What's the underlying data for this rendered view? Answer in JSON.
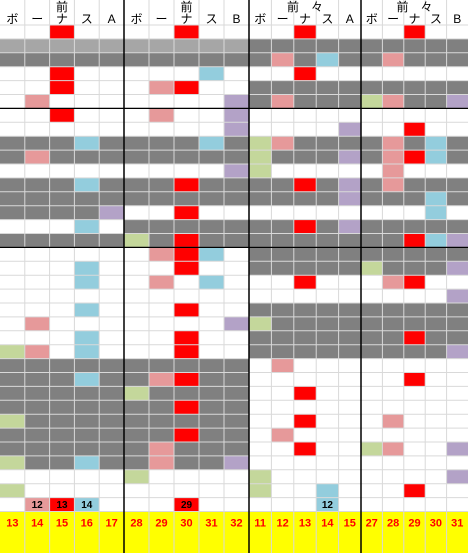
{
  "colors": {
    "red": "#ff0000",
    "gray": "#808080",
    "light_gray": "#a6a6a6",
    "pink": "#e6999a",
    "blue": "#93cddd",
    "purple": "#b3a2c7",
    "green": "#c4d79b",
    "yellow": "#ffff00",
    "grid": "#d9d9d9",
    "block_line": "#000000"
  },
  "panels": [
    {
      "title": "前",
      "columns": [
        "ボ",
        "ー",
        "ナ",
        "ス",
        "A"
      ],
      "footer": [
        "13",
        "14",
        "15",
        "16",
        "17"
      ],
      "cell_numbers": [
        {
          "row": 34,
          "col": 1,
          "value": "12"
        },
        {
          "row": 34,
          "col": 2,
          "value": "13"
        },
        {
          "row": 34,
          "col": 3,
          "value": "14"
        }
      ],
      "gray_rows": [
        1,
        2,
        8,
        9,
        11,
        12,
        13,
        15,
        24,
        25,
        26,
        27,
        28,
        29,
        30,
        31
      ],
      "rows": [
        [
          0,
          0,
          "red",
          0,
          0
        ],
        [
          0,
          0,
          0,
          0,
          0
        ],
        [
          0,
          0,
          0,
          0,
          0
        ],
        [
          0,
          0,
          "red",
          0,
          0
        ],
        [
          0,
          0,
          "red",
          0,
          0
        ],
        [
          0,
          "pink",
          0,
          0,
          0
        ],
        [
          0,
          0,
          "red",
          0,
          0
        ],
        [
          0,
          0,
          0,
          0,
          0
        ],
        [
          0,
          0,
          0,
          "blue",
          0
        ],
        [
          0,
          "pink",
          0,
          0,
          0
        ],
        [
          0,
          0,
          0,
          0,
          0
        ],
        [
          0,
          0,
          0,
          "blue",
          0
        ],
        [
          0,
          0,
          0,
          0,
          0
        ],
        [
          0,
          0,
          0,
          0,
          "purple"
        ],
        [
          0,
          0,
          0,
          "blue",
          0
        ],
        [
          0,
          0,
          0,
          0,
          0
        ],
        [
          0,
          0,
          0,
          0,
          0
        ],
        [
          0,
          0,
          0,
          "blue",
          0
        ],
        [
          0,
          0,
          0,
          "blue",
          0
        ],
        [
          0,
          0,
          0,
          0,
          0
        ],
        [
          0,
          0,
          0,
          "blue",
          0
        ],
        [
          0,
          "pink",
          0,
          0,
          0
        ],
        [
          0,
          0,
          0,
          "blue",
          0
        ],
        [
          "green",
          "pink",
          0,
          "blue",
          0
        ],
        [
          0,
          0,
          0,
          0,
          0
        ],
        [
          0,
          0,
          0,
          "blue",
          0
        ],
        [
          0,
          0,
          0,
          0,
          0
        ],
        [
          0,
          0,
          0,
          0,
          0
        ],
        [
          "green",
          0,
          0,
          0,
          0
        ],
        [
          0,
          0,
          0,
          0,
          0
        ],
        [
          0,
          0,
          0,
          0,
          0
        ],
        [
          "green",
          0,
          0,
          "blue",
          0
        ],
        [
          0,
          0,
          0,
          0,
          0
        ],
        [
          "green",
          0,
          0,
          0,
          0
        ],
        [
          0,
          "pink",
          "red",
          "blue",
          0
        ]
      ]
    },
    {
      "title": "前",
      "columns": [
        "ボ",
        "ー",
        "ナ",
        "ス",
        "B"
      ],
      "footer": [
        "28",
        "29",
        "30",
        "31",
        "32"
      ],
      "cell_numbers": [
        {
          "row": 34,
          "col": 2,
          "value": "29"
        }
      ],
      "gray_rows": [
        1,
        2,
        8,
        9,
        11,
        12,
        14,
        15,
        24,
        25,
        26,
        27,
        28,
        29,
        30,
        31
      ],
      "rows": [
        [
          0,
          0,
          "red",
          0,
          0
        ],
        [
          0,
          0,
          0,
          0,
          0
        ],
        [
          0,
          0,
          0,
          0,
          0
        ],
        [
          0,
          0,
          0,
          "blue",
          0
        ],
        [
          0,
          "pink",
          "red",
          0,
          0
        ],
        [
          0,
          0,
          0,
          0,
          "purple"
        ],
        [
          0,
          "pink",
          0,
          0,
          "purple"
        ],
        [
          0,
          0,
          0,
          0,
          "purple"
        ],
        [
          0,
          0,
          0,
          "blue",
          0
        ],
        [
          0,
          0,
          0,
          0,
          0
        ],
        [
          0,
          0,
          0,
          0,
          "purple"
        ],
        [
          0,
          0,
          "red",
          0,
          0
        ],
        [
          0,
          0,
          0,
          0,
          0
        ],
        [
          0,
          0,
          "red",
          0,
          0
        ],
        [
          0,
          0,
          0,
          0,
          0
        ],
        [
          "green",
          0,
          "red",
          0,
          0
        ],
        [
          0,
          "pink",
          "red",
          "blue",
          0
        ],
        [
          0,
          0,
          "red",
          0,
          0
        ],
        [
          0,
          "pink",
          0,
          "blue",
          0
        ],
        [
          0,
          0,
          0,
          0,
          0
        ],
        [
          0,
          0,
          "red",
          0,
          0
        ],
        [
          0,
          0,
          0,
          0,
          "purple"
        ],
        [
          0,
          0,
          "red",
          0,
          0
        ],
        [
          0,
          0,
          "red",
          0,
          0
        ],
        [
          0,
          0,
          0,
          0,
          0
        ],
        [
          0,
          "pink",
          "red",
          0,
          0
        ],
        [
          "green",
          0,
          0,
          0,
          0
        ],
        [
          0,
          0,
          "red",
          0,
          0
        ],
        [
          0,
          0,
          0,
          0,
          0
        ],
        [
          0,
          0,
          "red",
          0,
          0
        ],
        [
          0,
          "pink",
          0,
          0,
          0
        ],
        [
          0,
          "pink",
          0,
          0,
          "purple"
        ],
        [
          "green",
          0,
          0,
          0,
          0
        ],
        [
          0,
          0,
          0,
          0,
          0
        ],
        [
          0,
          0,
          "red",
          0,
          0
        ]
      ]
    },
    {
      "title": "前　々",
      "columns": [
        "ボ",
        "ー",
        "ナ",
        "ス",
        "A"
      ],
      "footer": [
        "11",
        "12",
        "13",
        "14",
        "15"
      ],
      "cell_numbers": [
        {
          "row": 34,
          "col": 3,
          "value": "12"
        }
      ],
      "gray_rows": [
        1,
        2,
        4,
        5,
        8,
        9,
        11,
        12,
        14,
        15,
        16,
        17,
        20,
        21,
        22,
        23
      ],
      "rows": [
        [
          0,
          0,
          "red",
          0,
          0
        ],
        [
          0,
          0,
          0,
          0,
          0
        ],
        [
          0,
          "pink",
          0,
          "blue",
          0
        ],
        [
          0,
          0,
          "red",
          0,
          0
        ],
        [
          0,
          0,
          0,
          0,
          0
        ],
        [
          0,
          "pink",
          0,
          0,
          0
        ],
        [
          0,
          0,
          0,
          0,
          0
        ],
        [
          0,
          0,
          0,
          0,
          "purple"
        ],
        [
          "green",
          "pink",
          0,
          0,
          0
        ],
        [
          "green",
          0,
          0,
          0,
          "purple"
        ],
        [
          "green",
          0,
          0,
          0,
          0
        ],
        [
          0,
          0,
          "red",
          0,
          "purple"
        ],
        [
          0,
          0,
          0,
          0,
          "purple"
        ],
        [
          0,
          0,
          0,
          0,
          0
        ],
        [
          0,
          0,
          "red",
          0,
          "purple"
        ],
        [
          0,
          0,
          0,
          0,
          0
        ],
        [
          0,
          0,
          0,
          0,
          0
        ],
        [
          0,
          0,
          0,
          0,
          0
        ],
        [
          0,
          0,
          "red",
          0,
          0
        ],
        [
          0,
          0,
          0,
          0,
          0
        ],
        [
          0,
          0,
          0,
          0,
          0
        ],
        [
          "green",
          0,
          0,
          0,
          0
        ],
        [
          0,
          0,
          0,
          0,
          0
        ],
        [
          0,
          0,
          0,
          0,
          0
        ],
        [
          0,
          "pink",
          0,
          0,
          0
        ],
        [
          0,
          0,
          0,
          0,
          0
        ],
        [
          0,
          0,
          "red",
          0,
          0
        ],
        [
          0,
          0,
          0,
          0,
          0
        ],
        [
          0,
          0,
          "red",
          0,
          0
        ],
        [
          0,
          "pink",
          0,
          0,
          0
        ],
        [
          0,
          0,
          "red",
          0,
          0
        ],
        [
          0,
          0,
          0,
          0,
          0
        ],
        [
          "green",
          0,
          0,
          0,
          0
        ],
        [
          "green",
          0,
          0,
          "blue",
          0
        ],
        [
          0,
          0,
          0,
          "blue",
          0
        ]
      ]
    },
    {
      "title": "前　々",
      "columns": [
        "ボ",
        "ー",
        "ナ",
        "ス",
        "B"
      ],
      "footer": [
        "27",
        "28",
        "29",
        "30",
        "31"
      ],
      "cell_numbers": [],
      "gray_rows": [
        1,
        2,
        4,
        5,
        8,
        9,
        11,
        12,
        14,
        15,
        16,
        17,
        20,
        21,
        22,
        23
      ],
      "rows": [
        [
          0,
          0,
          "red",
          0,
          0
        ],
        [
          0,
          0,
          0,
          0,
          0
        ],
        [
          0,
          "pink",
          0,
          0,
          0
        ],
        [
          0,
          0,
          0,
          0,
          0
        ],
        [
          0,
          0,
          0,
          0,
          0
        ],
        [
          "green",
          "pink",
          0,
          0,
          "purple"
        ],
        [
          0,
          0,
          0,
          0,
          0
        ],
        [
          0,
          0,
          "red",
          0,
          0
        ],
        [
          0,
          "pink",
          0,
          "blue",
          0
        ],
        [
          0,
          "pink",
          "red",
          "blue",
          0
        ],
        [
          0,
          "pink",
          0,
          0,
          0
        ],
        [
          0,
          "pink",
          0,
          0,
          0
        ],
        [
          0,
          0,
          0,
          "blue",
          0
        ],
        [
          0,
          0,
          0,
          "blue",
          0
        ],
        [
          0,
          0,
          0,
          0,
          0
        ],
        [
          0,
          0,
          "red",
          "blue",
          "purple"
        ],
        [
          0,
          0,
          0,
          0,
          0
        ],
        [
          "green",
          0,
          0,
          0,
          "purple"
        ],
        [
          0,
          "pink",
          "red",
          0,
          0
        ],
        [
          0,
          0,
          0,
          0,
          "purple"
        ],
        [
          0,
          0,
          0,
          0,
          0
        ],
        [
          0,
          0,
          0,
          0,
          0
        ],
        [
          0,
          0,
          "red",
          0,
          0
        ],
        [
          0,
          0,
          0,
          0,
          "purple"
        ],
        [
          0,
          0,
          0,
          0,
          0
        ],
        [
          0,
          0,
          "red",
          0,
          0
        ],
        [
          0,
          0,
          0,
          0,
          0
        ],
        [
          0,
          0,
          0,
          0,
          0
        ],
        [
          0,
          "pink",
          0,
          0,
          0
        ],
        [
          0,
          0,
          0,
          0,
          0
        ],
        [
          "green",
          "pink",
          0,
          0,
          "purple"
        ],
        [
          0,
          0,
          0,
          0,
          0
        ],
        [
          0,
          0,
          0,
          0,
          "purple"
        ],
        [
          0,
          0,
          "red",
          0,
          0
        ],
        [
          0,
          0,
          0,
          0,
          0
        ]
      ]
    }
  ]
}
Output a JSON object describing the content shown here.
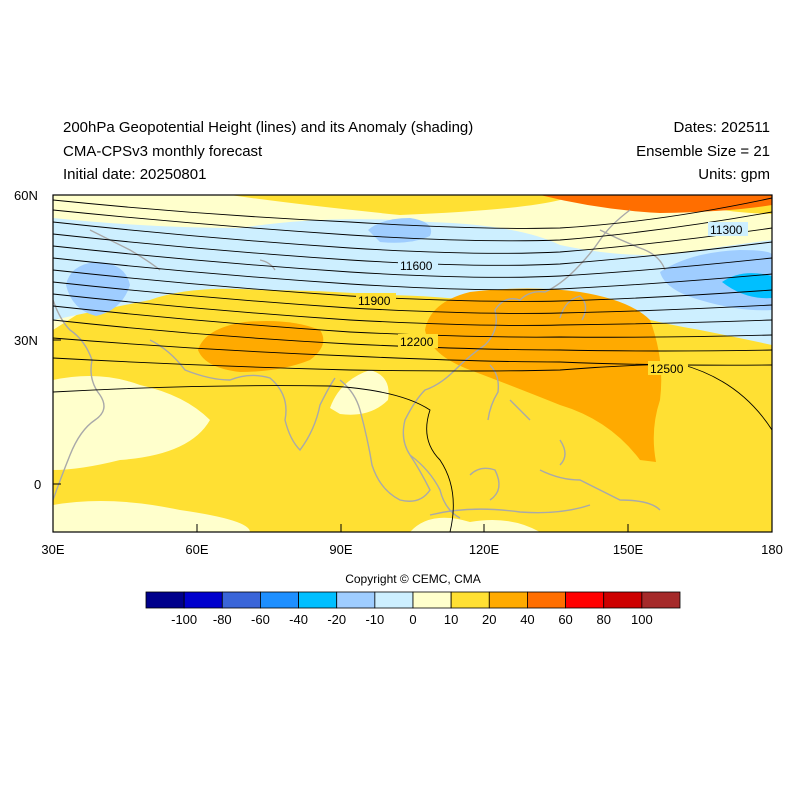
{
  "header": {
    "title_line1": "200hPa Geopotential Height (lines) and its Anomaly (shading)",
    "title_line2": "CMA-CPSv3 monthly forecast",
    "title_line3": "Initial date: 20250801",
    "dates": "Dates: 202511",
    "ensemble": "Ensemble Size = 21",
    "units": "Units: gpm"
  },
  "axes": {
    "lat_labels": [
      "60N",
      "30N",
      "0"
    ],
    "lon_labels": [
      "30E",
      "60E",
      "90E",
      "120E",
      "150E",
      "180"
    ]
  },
  "contour_labels": [
    "11300",
    "11600",
    "11900",
    "12200",
    "12500"
  ],
  "colorbar": {
    "colors": [
      "#00008b",
      "#0000cd",
      "#3a65d8",
      "#1e8fff",
      "#00bfff",
      "#9fcdff",
      "#cdefff",
      "#ffffcc",
      "#ffe033",
      "#ffaa00",
      "#ff6e00",
      "#ff0000",
      "#cd0000",
      "#a52a2a"
    ],
    "labels": [
      "-100",
      "-80",
      "-60",
      "-40",
      "-20",
      "-10",
      "0",
      "10",
      "20",
      "40",
      "60",
      "80",
      "100"
    ]
  },
  "copyright": "Copyright © CEMC, CMA"
}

..........

Task details> Please copy exactly the lines from the one containing "Output a JSON" through the last line of the records above, both included, and leave out any pictures.

Answer>
Output a JSON object describing the content shown here.
{
  "header": {
    "title_line1": "200hPa Geopotential Height (lines) and its Anomaly (shading)",
    "title_line2": "CMA-CPSv3 monthly forecast",
    "title_line3": "Initial date: 20250801",
    "dates": "Dates: 202511",
    "ensemble": "Ensemble Size = 21",
    "units": "Units: gpm"
  },
  "axes": {
    "lat_labels": [
      "60N",
      "30N",
      "0"
    ],
    "lon_labels": [
      "30E",
      "60E",
      "90E",
      "120E",
      "150E",
      "180"
    ]
  },
  "contour_labels": [
    "11300",
    "11600",
    "11900",
    "12200",
    "12500"
  ],
  "colorbar": {
    "colors": [
      "#00008b",
      "#0000cd",
      "#3a65d8",
      "#1e8fff",
      "#00bfff",
      "#9fcdff",
      "#cdefff",
      "#ffffcc",
      "#ffe033",
      "#ffaa00",
      "#ff6e00",
      "#ff0000",
      "#cd0000",
      "#a52a2a"
    ],
    "labels": [
      "-100",
      "-80",
      "-60",
      "-40",
      "-20",
      "-10",
      "0",
      "10",
      "20",
      "40",
      "60",
      "80",
      "100"
    ]
  },
  "copyright": "Copyright © CEMC, CMA"
}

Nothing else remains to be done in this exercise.